▸ WORK TO DO
Return the number of lines that include the string "Expression", without any other text.

▸ TASK MATERIAL
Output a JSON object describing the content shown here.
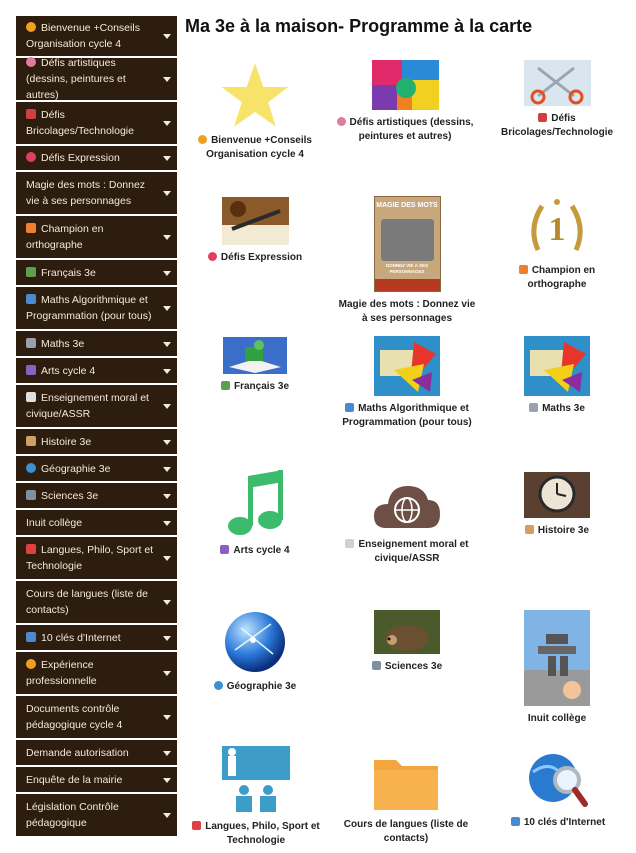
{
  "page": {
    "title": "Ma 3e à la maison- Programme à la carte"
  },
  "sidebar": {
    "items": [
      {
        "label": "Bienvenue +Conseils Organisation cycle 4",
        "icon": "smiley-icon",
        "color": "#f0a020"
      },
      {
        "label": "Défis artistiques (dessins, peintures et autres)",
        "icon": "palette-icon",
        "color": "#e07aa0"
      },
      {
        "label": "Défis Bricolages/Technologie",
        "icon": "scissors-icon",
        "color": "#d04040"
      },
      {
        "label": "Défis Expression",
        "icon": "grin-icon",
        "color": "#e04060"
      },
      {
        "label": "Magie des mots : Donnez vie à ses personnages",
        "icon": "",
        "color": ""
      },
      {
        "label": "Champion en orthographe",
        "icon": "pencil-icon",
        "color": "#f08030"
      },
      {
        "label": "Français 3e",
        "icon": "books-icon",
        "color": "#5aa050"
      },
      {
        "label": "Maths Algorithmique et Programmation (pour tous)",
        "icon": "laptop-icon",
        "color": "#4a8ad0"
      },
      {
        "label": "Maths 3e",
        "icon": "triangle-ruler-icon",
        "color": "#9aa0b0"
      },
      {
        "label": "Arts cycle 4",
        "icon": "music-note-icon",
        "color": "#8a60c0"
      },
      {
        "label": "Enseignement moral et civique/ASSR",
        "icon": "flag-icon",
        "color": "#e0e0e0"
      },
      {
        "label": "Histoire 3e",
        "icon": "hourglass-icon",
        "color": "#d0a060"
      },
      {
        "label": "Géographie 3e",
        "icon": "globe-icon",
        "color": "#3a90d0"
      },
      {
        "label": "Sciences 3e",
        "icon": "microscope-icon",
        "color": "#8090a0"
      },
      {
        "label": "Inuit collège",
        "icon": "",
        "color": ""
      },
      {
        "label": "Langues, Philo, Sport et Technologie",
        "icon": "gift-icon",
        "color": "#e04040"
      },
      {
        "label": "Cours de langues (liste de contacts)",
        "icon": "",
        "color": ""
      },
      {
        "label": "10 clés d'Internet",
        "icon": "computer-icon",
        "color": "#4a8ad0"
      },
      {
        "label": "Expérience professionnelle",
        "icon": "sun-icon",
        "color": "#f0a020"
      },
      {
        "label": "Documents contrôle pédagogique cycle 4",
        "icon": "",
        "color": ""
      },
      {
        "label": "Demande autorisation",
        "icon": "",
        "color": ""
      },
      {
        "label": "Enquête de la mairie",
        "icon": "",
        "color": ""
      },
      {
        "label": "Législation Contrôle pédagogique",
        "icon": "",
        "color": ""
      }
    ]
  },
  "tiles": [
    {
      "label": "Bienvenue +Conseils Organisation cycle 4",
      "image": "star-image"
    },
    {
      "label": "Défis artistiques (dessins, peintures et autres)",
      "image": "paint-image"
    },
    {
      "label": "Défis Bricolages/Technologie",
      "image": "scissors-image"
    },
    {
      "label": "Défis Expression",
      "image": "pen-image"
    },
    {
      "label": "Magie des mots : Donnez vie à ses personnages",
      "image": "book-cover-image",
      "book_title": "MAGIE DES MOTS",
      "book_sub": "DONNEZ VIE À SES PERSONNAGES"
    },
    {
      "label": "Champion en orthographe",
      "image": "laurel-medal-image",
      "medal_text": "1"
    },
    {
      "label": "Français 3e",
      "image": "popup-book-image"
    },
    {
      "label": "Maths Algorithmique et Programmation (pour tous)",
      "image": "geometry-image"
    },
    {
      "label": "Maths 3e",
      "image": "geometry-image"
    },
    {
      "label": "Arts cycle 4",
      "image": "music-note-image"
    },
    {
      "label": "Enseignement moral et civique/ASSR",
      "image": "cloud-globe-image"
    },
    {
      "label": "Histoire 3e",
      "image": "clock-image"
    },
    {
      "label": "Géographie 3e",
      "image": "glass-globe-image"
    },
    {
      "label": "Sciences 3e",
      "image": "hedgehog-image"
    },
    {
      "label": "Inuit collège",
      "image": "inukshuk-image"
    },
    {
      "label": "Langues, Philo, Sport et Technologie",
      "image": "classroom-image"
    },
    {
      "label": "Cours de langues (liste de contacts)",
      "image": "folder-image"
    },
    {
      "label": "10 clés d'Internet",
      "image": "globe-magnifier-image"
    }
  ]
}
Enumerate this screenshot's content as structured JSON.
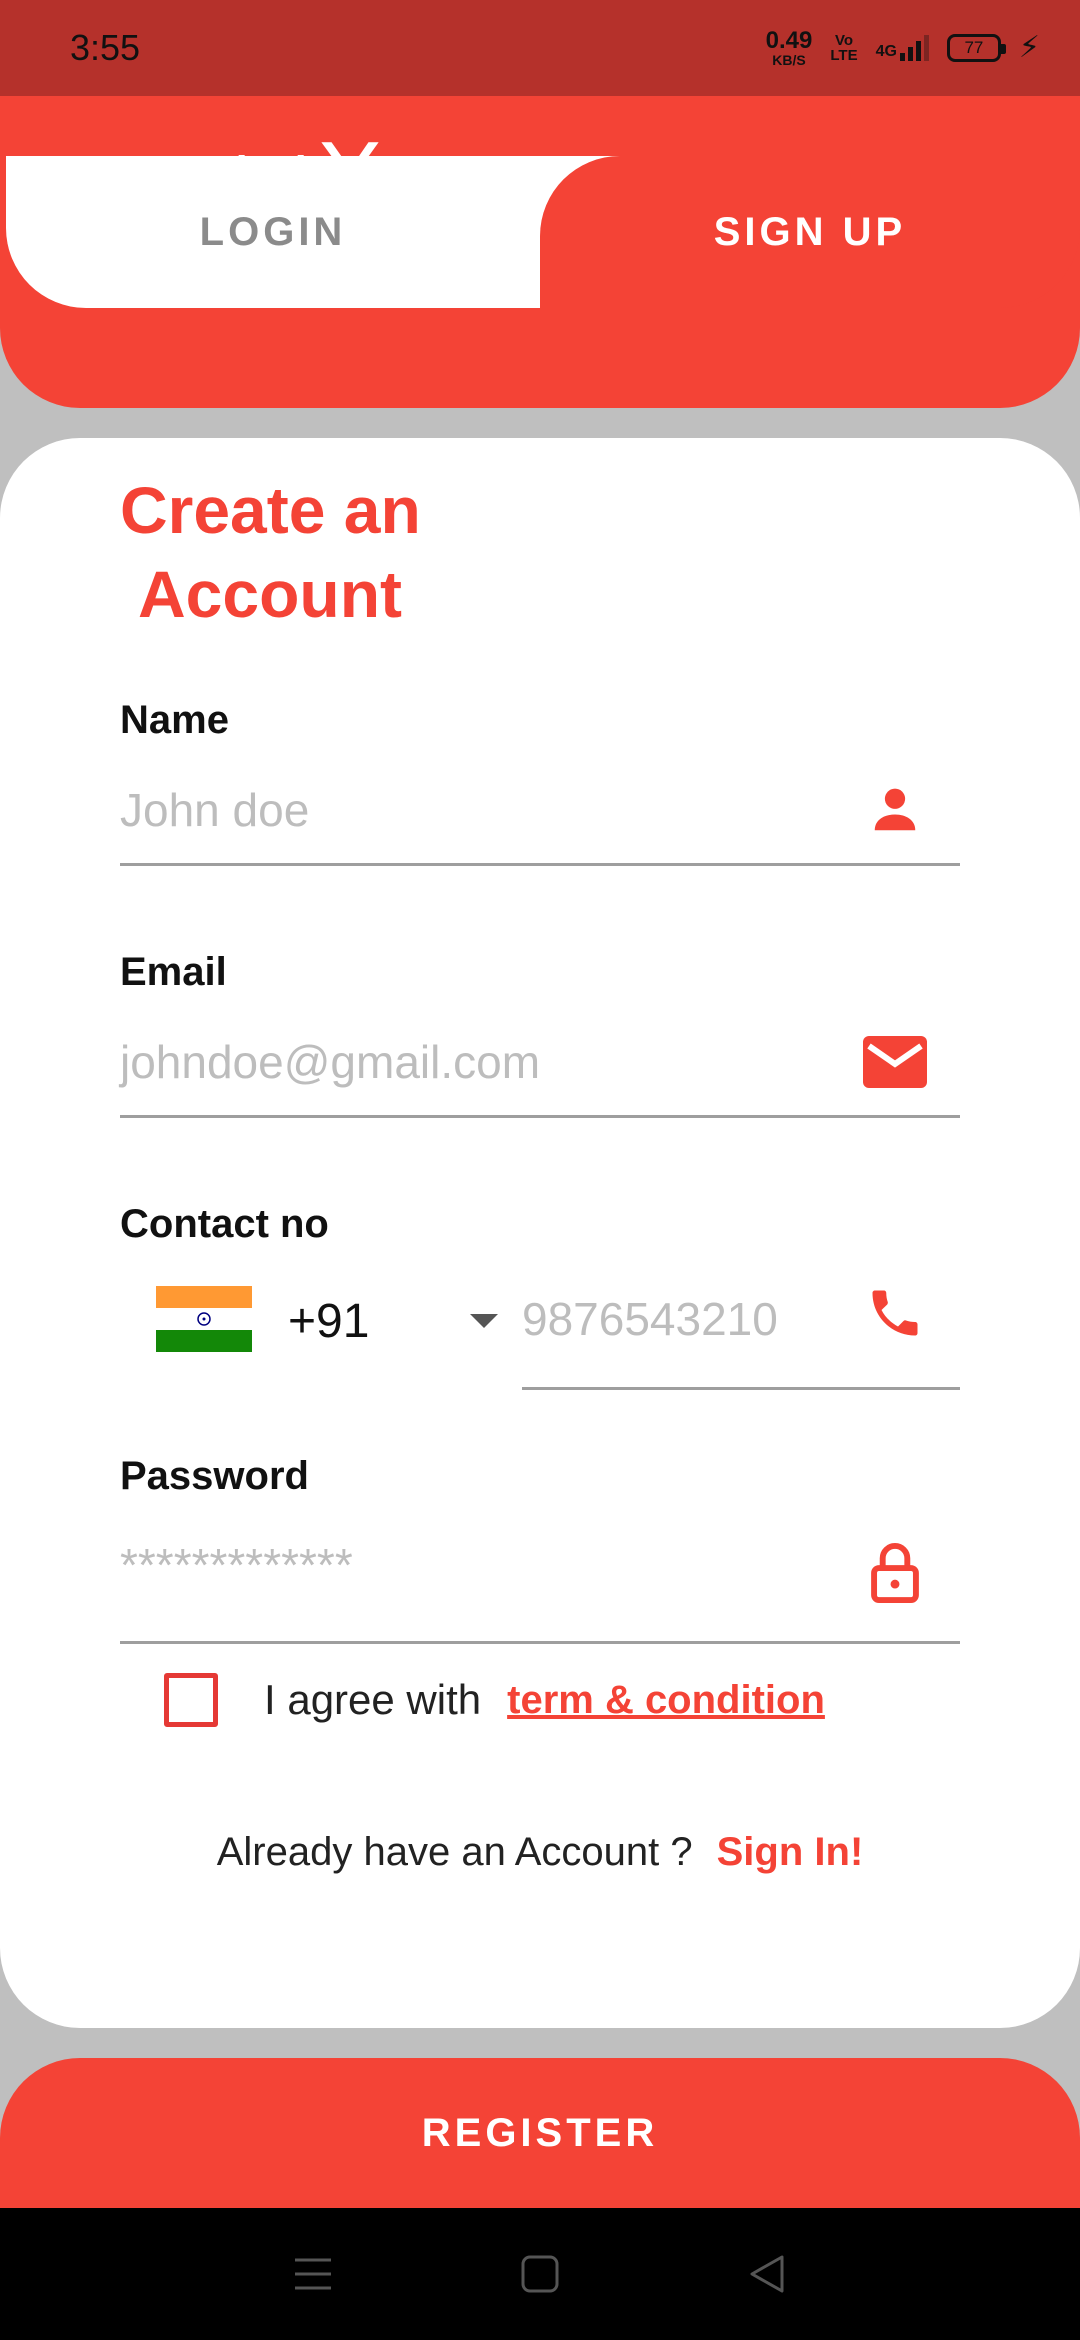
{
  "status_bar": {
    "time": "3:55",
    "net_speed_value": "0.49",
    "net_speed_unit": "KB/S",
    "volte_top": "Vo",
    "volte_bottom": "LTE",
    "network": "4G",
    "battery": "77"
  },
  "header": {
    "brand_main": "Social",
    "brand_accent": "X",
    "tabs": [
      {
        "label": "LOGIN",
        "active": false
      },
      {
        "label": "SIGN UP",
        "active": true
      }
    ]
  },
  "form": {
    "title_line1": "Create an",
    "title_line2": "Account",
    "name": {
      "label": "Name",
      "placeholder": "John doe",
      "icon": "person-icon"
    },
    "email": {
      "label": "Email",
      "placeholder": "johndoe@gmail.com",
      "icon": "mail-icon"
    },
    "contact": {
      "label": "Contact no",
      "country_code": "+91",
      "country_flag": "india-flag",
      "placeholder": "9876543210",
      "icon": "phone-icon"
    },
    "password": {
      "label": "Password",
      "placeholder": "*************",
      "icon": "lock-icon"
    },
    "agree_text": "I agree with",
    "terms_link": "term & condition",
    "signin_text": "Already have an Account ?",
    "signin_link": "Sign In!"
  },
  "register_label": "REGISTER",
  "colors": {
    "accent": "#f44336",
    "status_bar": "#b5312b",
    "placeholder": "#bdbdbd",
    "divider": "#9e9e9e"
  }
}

▸ WRITTEN REPLY
2